== Problem statement ==
Each line should be copied exactly.

start Extracted material

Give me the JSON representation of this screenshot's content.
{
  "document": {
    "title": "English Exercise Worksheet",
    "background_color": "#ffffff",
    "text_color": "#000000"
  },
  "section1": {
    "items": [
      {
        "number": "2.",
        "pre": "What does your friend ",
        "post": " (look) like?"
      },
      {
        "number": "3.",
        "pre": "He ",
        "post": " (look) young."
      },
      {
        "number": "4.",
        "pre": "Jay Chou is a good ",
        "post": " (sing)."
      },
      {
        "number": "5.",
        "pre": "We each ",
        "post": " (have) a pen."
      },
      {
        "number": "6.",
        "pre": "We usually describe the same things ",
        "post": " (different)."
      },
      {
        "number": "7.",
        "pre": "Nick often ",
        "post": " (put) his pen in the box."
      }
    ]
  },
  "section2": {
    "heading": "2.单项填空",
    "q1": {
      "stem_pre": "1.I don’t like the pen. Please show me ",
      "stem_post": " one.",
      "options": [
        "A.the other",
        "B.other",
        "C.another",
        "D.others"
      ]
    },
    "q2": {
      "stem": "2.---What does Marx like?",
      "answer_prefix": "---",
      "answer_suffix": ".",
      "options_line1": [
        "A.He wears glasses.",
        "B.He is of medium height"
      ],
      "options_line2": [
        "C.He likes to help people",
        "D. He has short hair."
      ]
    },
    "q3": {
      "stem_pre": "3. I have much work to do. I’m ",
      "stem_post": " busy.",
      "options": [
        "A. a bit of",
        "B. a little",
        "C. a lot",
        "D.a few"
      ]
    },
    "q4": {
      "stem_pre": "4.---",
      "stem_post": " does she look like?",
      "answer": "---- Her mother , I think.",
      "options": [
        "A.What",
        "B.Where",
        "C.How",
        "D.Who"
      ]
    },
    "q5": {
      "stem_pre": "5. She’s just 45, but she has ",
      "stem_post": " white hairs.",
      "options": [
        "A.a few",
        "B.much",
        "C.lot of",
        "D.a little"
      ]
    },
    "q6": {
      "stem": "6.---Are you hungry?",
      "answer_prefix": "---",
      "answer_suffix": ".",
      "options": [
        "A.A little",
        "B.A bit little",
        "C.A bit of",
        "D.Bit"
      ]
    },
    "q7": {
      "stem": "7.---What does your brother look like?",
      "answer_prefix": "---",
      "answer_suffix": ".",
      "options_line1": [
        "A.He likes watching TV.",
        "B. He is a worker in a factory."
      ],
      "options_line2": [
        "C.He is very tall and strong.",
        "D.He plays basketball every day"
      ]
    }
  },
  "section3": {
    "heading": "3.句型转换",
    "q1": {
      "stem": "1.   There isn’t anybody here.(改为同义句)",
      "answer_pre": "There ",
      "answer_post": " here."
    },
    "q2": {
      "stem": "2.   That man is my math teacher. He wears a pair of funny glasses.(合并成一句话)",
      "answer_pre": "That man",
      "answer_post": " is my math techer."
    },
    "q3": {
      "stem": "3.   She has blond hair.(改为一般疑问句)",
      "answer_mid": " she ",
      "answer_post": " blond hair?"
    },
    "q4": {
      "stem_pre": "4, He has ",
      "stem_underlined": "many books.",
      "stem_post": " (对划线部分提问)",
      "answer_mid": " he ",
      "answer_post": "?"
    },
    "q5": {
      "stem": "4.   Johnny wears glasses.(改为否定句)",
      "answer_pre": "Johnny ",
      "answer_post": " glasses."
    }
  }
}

end Extracted material

== Output ==
Give me the JSON representation of this screenshot's content.
{
  "document": {
    "title": "English Exercise Worksheet",
    "background_color": "#ffffff",
    "text_color": "#000000"
  },
  "section1": {
    "items": [
      {
        "number": "2.",
        "pre": "What does your friend ",
        "post": " (look) like?"
      },
      {
        "number": "3.",
        "pre": "He ",
        "post": " (look) young."
      },
      {
        "number": "4.",
        "pre": "Jay Chou is a good ",
        "post": " (sing)."
      },
      {
        "number": "5.",
        "pre": "We each ",
        "post": " (have) a pen."
      },
      {
        "number": "6.",
        "pre": "We usually describe the same things ",
        "post": " (different)."
      },
      {
        "number": "7.",
        "pre": "Nick often ",
        "post": " (put) his pen in the box."
      }
    ]
  },
  "section2": {
    "heading": "2.单项填空",
    "q1": {
      "stem_pre": "1.I don’t like the pen. Please show me ",
      "stem_post": " one.",
      "options": [
        "A.the other",
        "B.other",
        "C.another",
        "D.others"
      ]
    },
    "q2": {
      "stem": "2.---What does Marx like?",
      "answer_prefix": "---",
      "answer_suffix": ".",
      "options_line1": [
        "A.He wears glasses.",
        "B.He is of medium height"
      ],
      "options_line2": [
        "C.He likes to help people",
        "D. He has short hair."
      ]
    },
    "q3": {
      "stem_pre": "3. I have much work to do. I’m ",
      "stem_post": " busy.",
      "options": [
        "A. a bit of",
        "B. a little",
        "C. a lot",
        "D.a few"
      ]
    },
    "q4": {
      "stem_pre": "4.---",
      "stem_post": " does she look like?",
      "answer": "---- Her mother , I think.",
      "options": [
        "A.What",
        "B.Where",
        "C.How",
        "D.Who"
      ]
    },
    "q5": {
      "stem_pre": "5. She’s just 45, but she has ",
      "stem_post": " white hairs.",
      "options": [
        "A.a few",
        "B.much",
        "C.lot of",
        "D.a little"
      ]
    },
    "q6": {
      "stem": "6.---Are you hungry?",
      "answer_prefix": "---",
      "answer_suffix": ".",
      "options": [
        "A.A little",
        "B.A bit little",
        "C.A bit of",
        "D.Bit"
      ]
    },
    "q7": {
      "stem": "7.---What does your brother look like?",
      "answer_prefix": "---",
      "answer_suffix": ".",
      "options_line1": [
        "A.He likes watching TV.",
        "B. He is a worker in a factory."
      ],
      "options_line2": [
        "C.He is very tall and strong.",
        "D.He plays basketball every day"
      ]
    }
  },
  "section3": {
    "heading": "3.句型转换",
    "q1": {
      "stem": "1.   There isn’t anybody here.(改为同义句)",
      "answer_pre": "There ",
      "answer_post": " here."
    },
    "q2": {
      "stem": "2.   That man is my math teacher. He wears a pair of funny glasses.(合并成一句话)",
      "answer_pre": "That man",
      "answer_post": " is my math techer."
    },
    "q3": {
      "stem": "3.   She has blond hair.(改为一般疑问句)",
      "answer_mid": " she ",
      "answer_post": " blond hair?"
    },
    "q4": {
      "stem_pre": "4, He has ",
      "stem_underlined": "many books.",
      "stem_post": " (对划线部分提问)",
      "answer_mid": " he ",
      "answer_post": "?"
    },
    "q5": {
      "stem": "4.   Johnny wears glasses.(改为否定句)",
      "answer_pre": "Johnny ",
      "answer_post": " glasses."
    }
  }
}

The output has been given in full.